Study text below:

Using TTchem-seq for profiling nascent transcription and measuring transcript elongation

The dynamics of transcription can be studied genome wide by high-throughput sequencing of nascent and newly synthesized RNA. 4-thiouridine (4SU) labeling in vivo enables the specific capture of such new transcripts, with 4SU residues being tagged by biotin linkers and captured using streptavidin beads before library production and high-throughput sequencing. To achieve high-resolution profiles of transcribed regions, an RNA fragmentation step before biotin tagging was introduced, in an approach known as transient transcriptome sequencing (TT-seq). We recently introduced a chemical approach for RNA fragmentation that we refer to as TTchem-seq. We describe how TTchem-seq can be used in combination with transient inhibition of early elongation using the reversible CDK9 inhibitor, 5,6-dichlorobenzimidazole 1-beta-d-ribofuranoside (DRB), to measure RNA polymerase II (RNAPII) elongation rates in vivo, a technique we call DRB/TTchem-seq. Here, we provide detailed protocols for carrying out TTchem-seq and DRB/TTchem-seq, including computational analysis. Experiments and data analysis can be performed over a period of 10-13 d and require molecular biology and bioinformatics skills. 4-thiouridine (4SU) labeling of nascent transcripts enables high-resolution genome-wide profiling of newly transcribed RNAs in mammalian cells. In combination with transient transcription inhibition, RNA polymerase II elongation speeds can be measured.

End of Study text.
Dataset records below:

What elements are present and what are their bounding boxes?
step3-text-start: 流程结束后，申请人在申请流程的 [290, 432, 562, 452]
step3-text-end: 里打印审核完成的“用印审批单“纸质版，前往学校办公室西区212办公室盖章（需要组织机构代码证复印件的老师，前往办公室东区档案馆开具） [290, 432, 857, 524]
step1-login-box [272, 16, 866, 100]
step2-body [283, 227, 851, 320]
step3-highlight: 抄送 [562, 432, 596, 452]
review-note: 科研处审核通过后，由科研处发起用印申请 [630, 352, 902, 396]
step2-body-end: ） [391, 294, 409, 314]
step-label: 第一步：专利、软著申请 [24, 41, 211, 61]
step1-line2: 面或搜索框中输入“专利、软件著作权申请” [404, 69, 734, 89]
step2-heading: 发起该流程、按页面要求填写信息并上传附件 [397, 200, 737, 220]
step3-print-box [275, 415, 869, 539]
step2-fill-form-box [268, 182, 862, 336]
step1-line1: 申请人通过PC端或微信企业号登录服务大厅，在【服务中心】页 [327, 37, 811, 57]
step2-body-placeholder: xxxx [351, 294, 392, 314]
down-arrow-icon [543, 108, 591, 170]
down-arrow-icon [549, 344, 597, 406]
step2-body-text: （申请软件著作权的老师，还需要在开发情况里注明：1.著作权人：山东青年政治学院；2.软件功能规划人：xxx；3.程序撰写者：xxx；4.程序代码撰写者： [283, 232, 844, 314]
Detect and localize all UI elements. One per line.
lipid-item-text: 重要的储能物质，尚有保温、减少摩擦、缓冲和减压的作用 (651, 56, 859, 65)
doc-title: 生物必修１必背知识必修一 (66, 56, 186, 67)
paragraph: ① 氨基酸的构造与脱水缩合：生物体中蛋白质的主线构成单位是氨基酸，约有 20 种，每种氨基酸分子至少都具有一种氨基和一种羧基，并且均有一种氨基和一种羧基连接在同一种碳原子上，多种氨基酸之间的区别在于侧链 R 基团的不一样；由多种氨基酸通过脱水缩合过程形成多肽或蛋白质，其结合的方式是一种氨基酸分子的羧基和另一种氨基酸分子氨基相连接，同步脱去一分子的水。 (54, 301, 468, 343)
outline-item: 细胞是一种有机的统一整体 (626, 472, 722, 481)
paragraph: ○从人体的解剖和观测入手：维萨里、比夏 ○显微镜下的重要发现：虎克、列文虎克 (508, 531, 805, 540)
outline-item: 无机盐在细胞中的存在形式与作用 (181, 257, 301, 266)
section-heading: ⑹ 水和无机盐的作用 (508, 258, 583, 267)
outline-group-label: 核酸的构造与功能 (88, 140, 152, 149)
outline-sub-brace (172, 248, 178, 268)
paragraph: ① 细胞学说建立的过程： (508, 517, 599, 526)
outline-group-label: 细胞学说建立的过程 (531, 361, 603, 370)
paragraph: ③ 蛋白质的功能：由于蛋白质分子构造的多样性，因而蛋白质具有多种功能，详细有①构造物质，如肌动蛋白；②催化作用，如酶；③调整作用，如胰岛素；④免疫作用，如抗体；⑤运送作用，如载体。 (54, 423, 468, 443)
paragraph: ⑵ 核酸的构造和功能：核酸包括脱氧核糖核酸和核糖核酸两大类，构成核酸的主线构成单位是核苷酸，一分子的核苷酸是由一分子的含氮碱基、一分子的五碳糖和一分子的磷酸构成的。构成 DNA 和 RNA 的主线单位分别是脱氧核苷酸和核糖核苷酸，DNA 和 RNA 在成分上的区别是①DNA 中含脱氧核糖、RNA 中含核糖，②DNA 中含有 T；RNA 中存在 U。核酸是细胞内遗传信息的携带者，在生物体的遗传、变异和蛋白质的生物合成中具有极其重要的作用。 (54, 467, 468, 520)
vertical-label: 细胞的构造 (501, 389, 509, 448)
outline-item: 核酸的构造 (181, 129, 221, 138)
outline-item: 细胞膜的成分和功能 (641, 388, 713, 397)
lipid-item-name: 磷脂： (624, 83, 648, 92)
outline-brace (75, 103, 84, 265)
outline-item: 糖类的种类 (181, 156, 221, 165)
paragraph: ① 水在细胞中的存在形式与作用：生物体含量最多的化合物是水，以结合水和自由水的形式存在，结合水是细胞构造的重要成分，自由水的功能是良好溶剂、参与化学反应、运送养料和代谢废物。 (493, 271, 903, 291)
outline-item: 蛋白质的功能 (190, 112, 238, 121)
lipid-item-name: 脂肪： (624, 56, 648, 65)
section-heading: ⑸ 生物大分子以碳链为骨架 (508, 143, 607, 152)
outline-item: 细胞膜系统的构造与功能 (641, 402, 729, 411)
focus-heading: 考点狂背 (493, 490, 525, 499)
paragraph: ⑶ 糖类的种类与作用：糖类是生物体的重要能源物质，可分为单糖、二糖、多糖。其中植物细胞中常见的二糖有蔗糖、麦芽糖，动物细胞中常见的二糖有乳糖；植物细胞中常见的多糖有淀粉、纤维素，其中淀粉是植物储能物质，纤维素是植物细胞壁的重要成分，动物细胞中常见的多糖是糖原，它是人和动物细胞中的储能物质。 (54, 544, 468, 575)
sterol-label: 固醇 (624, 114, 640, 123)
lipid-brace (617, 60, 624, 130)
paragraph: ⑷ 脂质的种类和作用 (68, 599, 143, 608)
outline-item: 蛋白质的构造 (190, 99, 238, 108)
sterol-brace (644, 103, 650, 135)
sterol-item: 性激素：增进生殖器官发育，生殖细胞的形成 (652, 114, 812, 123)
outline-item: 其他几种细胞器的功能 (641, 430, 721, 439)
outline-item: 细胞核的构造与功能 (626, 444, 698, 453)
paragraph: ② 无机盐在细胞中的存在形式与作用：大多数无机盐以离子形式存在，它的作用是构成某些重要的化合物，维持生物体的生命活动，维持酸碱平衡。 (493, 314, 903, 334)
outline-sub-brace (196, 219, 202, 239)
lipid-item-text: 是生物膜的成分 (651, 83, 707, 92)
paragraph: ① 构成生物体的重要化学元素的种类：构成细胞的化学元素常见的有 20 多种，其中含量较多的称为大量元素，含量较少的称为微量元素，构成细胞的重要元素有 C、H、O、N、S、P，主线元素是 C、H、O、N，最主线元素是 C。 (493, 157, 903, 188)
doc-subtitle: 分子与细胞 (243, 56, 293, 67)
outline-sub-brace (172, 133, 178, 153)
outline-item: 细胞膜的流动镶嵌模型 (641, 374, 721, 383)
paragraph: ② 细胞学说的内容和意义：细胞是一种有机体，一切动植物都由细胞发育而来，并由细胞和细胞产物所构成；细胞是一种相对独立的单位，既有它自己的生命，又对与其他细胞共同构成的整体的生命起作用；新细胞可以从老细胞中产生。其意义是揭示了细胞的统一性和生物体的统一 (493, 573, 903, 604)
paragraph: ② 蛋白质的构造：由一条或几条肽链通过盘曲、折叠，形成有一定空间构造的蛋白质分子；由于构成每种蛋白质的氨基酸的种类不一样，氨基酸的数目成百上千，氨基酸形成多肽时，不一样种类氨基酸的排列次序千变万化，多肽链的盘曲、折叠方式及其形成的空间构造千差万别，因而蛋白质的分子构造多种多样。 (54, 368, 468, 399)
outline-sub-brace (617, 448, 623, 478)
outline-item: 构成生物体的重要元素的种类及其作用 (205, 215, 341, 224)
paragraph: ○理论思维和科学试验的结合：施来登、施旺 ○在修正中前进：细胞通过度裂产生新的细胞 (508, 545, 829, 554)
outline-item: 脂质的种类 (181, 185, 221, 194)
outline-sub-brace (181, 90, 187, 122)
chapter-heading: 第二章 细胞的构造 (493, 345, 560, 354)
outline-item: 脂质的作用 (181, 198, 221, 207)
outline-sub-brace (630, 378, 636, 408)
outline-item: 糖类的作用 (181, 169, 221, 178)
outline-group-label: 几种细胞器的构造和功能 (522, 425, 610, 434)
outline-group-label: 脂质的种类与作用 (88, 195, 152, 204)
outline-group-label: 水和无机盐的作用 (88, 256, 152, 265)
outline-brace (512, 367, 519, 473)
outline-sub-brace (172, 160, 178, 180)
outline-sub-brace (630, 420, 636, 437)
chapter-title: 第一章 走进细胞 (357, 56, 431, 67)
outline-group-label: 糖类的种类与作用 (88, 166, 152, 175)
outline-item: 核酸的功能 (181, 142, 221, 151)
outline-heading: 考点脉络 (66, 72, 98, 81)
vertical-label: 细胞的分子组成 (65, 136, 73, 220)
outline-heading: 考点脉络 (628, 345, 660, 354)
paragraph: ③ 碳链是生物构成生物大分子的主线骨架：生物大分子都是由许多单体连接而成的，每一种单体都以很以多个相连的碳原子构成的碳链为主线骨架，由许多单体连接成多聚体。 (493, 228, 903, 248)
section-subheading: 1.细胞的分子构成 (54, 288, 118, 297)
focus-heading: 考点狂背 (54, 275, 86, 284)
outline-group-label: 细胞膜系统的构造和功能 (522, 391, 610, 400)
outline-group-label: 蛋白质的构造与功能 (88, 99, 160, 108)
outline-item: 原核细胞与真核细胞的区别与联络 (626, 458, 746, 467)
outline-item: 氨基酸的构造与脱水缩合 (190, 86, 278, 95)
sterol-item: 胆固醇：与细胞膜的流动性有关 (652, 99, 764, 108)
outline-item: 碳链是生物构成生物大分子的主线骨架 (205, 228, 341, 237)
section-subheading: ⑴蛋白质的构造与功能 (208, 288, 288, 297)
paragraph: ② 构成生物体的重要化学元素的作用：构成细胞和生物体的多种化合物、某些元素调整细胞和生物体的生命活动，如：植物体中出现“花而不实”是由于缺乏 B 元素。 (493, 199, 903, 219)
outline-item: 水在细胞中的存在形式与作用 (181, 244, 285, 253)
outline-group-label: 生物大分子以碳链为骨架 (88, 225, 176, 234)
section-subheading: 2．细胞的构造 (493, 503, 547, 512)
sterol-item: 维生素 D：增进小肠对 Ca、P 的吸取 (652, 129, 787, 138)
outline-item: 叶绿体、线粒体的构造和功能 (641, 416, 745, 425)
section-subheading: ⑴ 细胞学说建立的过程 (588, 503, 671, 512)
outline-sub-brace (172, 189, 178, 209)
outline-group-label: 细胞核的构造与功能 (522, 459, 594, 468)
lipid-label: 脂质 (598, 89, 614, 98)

End of Dataset records.

Work order: Decide whether each statement below agrees with the TTchem-seq text. Answer yes or no for each, and quote the words of the text that decide it. (a) TTchem-seq fragments RNA by chemical means. (b) DRB blocks CDK9 irreversibly. (c) The experiments and data analysis can be finished within one week.

Answer for the task:
(a) Yes: "We recently introduced a chemical approach for RNA fragmentation that we refer to as TTchem-seq."
(b) No: "the reversible CDK9 inhibitor, 5,6-dichlorobenzimidazole 1-beta-d-ribofuranoside (DRB)"
(c) No: "Experiments and data analysis can be performed over a period of 10-13 d"